◆ BRIEF
Copy everything in the listing below word for word, apart from any images.

◆ INFORMATION GIVEN
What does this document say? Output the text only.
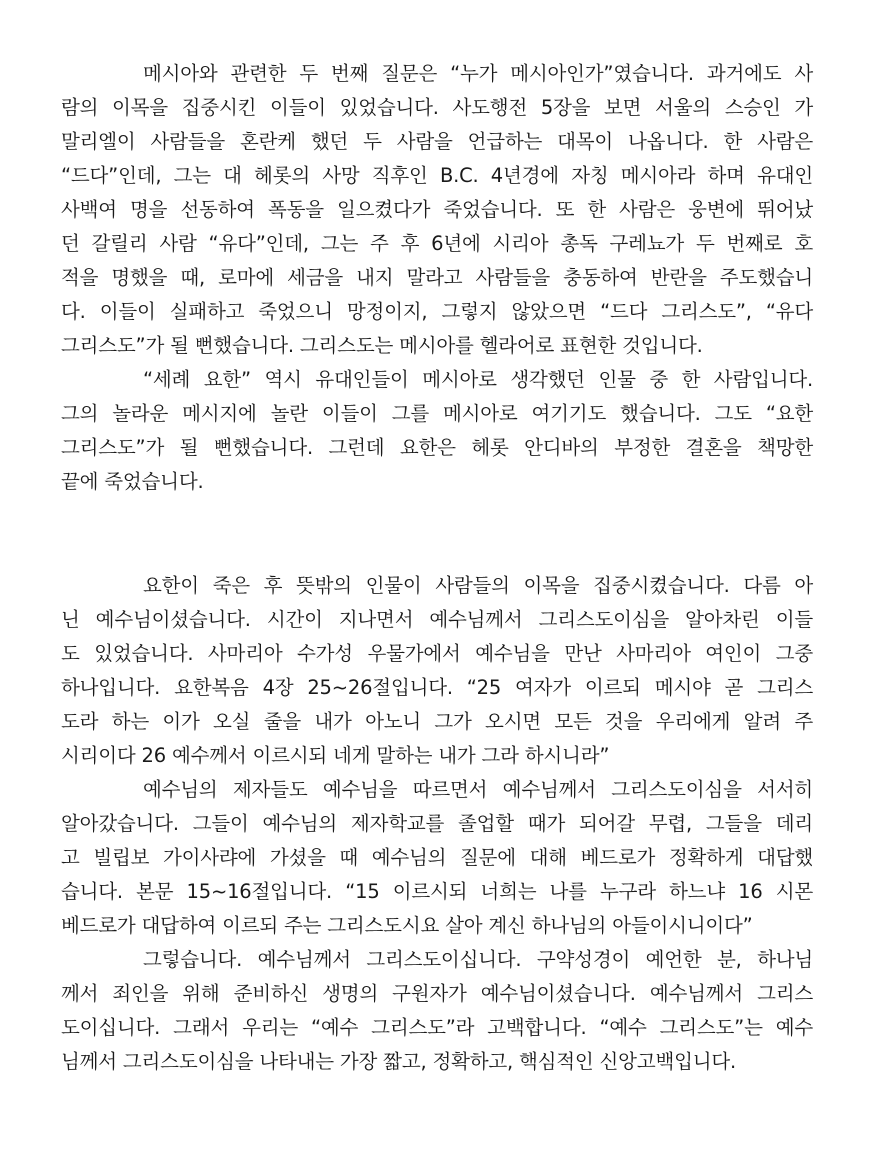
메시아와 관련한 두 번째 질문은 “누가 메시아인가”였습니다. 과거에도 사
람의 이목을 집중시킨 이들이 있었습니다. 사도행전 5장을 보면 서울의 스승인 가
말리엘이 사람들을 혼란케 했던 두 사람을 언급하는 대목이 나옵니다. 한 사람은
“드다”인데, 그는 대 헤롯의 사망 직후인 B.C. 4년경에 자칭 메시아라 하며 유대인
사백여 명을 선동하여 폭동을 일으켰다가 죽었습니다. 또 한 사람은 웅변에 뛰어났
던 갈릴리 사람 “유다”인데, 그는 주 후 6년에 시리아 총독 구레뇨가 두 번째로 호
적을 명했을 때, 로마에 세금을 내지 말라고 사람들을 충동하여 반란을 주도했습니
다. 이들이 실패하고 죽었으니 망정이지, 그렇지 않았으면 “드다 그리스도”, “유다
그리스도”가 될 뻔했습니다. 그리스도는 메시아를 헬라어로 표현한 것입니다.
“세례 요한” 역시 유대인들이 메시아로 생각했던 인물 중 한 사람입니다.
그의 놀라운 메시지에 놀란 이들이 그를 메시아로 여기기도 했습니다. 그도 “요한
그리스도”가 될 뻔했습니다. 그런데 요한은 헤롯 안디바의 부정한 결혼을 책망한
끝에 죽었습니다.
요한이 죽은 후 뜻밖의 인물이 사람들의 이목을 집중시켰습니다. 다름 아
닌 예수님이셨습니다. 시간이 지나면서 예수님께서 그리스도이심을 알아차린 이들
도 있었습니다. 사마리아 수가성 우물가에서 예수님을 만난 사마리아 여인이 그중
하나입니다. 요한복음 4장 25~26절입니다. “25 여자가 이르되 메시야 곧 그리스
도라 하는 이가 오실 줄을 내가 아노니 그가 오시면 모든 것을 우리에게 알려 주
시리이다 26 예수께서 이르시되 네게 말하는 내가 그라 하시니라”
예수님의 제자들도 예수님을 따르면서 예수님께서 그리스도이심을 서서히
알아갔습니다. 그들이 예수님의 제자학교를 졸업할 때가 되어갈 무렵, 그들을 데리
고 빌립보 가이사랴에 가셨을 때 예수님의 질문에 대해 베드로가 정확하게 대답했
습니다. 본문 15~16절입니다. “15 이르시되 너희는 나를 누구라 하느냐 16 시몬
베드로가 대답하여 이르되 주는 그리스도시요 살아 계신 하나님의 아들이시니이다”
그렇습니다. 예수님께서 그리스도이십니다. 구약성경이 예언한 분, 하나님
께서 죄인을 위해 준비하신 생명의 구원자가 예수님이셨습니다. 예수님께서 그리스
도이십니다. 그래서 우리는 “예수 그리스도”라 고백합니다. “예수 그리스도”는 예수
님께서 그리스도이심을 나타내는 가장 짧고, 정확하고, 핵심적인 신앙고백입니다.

◆ RESULT OF THE EXERCISE
What does this document say? Output the text only.
메시아와 관련한 두 번째 질문은 “누가 메시아인가”였습니다. 과거에도 사
람의 이목을 집중시킨 이들이 있었습니다. 사도행전 5장을 보면 서울의 스승인 가
말리엘이 사람들을 혼란케 했던 두 사람을 언급하는 대목이 나옵니다. 한 사람은
“드다”인데, 그는 대 헤롯의 사망 직후인 B.C. 4년경에 자칭 메시아라 하며 유대인
사백여 명을 선동하여 폭동을 일으켰다가 죽었습니다. 또 한 사람은 웅변에 뛰어났
던 갈릴리 사람 “유다”인데, 그는 주 후 6년에 시리아 총독 구레뇨가 두 번째로 호
적을 명했을 때, 로마에 세금을 내지 말라고 사람들을 충동하여 반란을 주도했습니
다. 이들이 실패하고 죽었으니 망정이지, 그렇지 않았으면 “드다 그리스도”, “유다
그리스도”가 될 뻔했습니다. 그리스도는 메시아를 헬라어로 표현한 것입니다.
“세례 요한” 역시 유대인들이 메시아로 생각했던 인물 중 한 사람입니다.
그의 놀라운 메시지에 놀란 이들이 그를 메시아로 여기기도 했습니다. 그도 “요한
그리스도”가 될 뻔했습니다. 그런데 요한은 헤롯 안디바의 부정한 결혼을 책망한
끝에 죽었습니다.
요한이 죽은 후 뜻밖의 인물이 사람들의 이목을 집중시켰습니다. 다름 아
닌 예수님이셨습니다. 시간이 지나면서 예수님께서 그리스도이심을 알아차린 이들
도 있었습니다. 사마리아 수가성 우물가에서 예수님을 만난 사마리아 여인이 그중
하나입니다. 요한복음 4장 25~26절입니다. “25 여자가 이르되 메시야 곧 그리스
도라 하는 이가 오실 줄을 내가 아노니 그가 오시면 모든 것을 우리에게 알려 주
시리이다 26 예수께서 이르시되 네게 말하는 내가 그라 하시니라”
예수님의 제자들도 예수님을 따르면서 예수님께서 그리스도이심을 서서히
알아갔습니다. 그들이 예수님의 제자학교를 졸업할 때가 되어갈 무렵, 그들을 데리
고 빌립보 가이사랴에 가셨을 때 예수님의 질문에 대해 베드로가 정확하게 대답했
습니다. 본문 15~16절입니다. “15 이르시되 너희는 나를 누구라 하느냐 16 시몬
베드로가 대답하여 이르되 주는 그리스도시요 살아 계신 하나님의 아들이시니이다”
그렇습니다. 예수님께서 그리스도이십니다. 구약성경이 예언한 분, 하나님
께서 죄인을 위해 준비하신 생명의 구원자가 예수님이셨습니다. 예수님께서 그리스
도이십니다. 그래서 우리는 “예수 그리스도”라 고백합니다. “예수 그리스도”는 예수
님께서 그리스도이심을 나타내는 가장 짧고, 정확하고, 핵심적인 신앙고백입니다.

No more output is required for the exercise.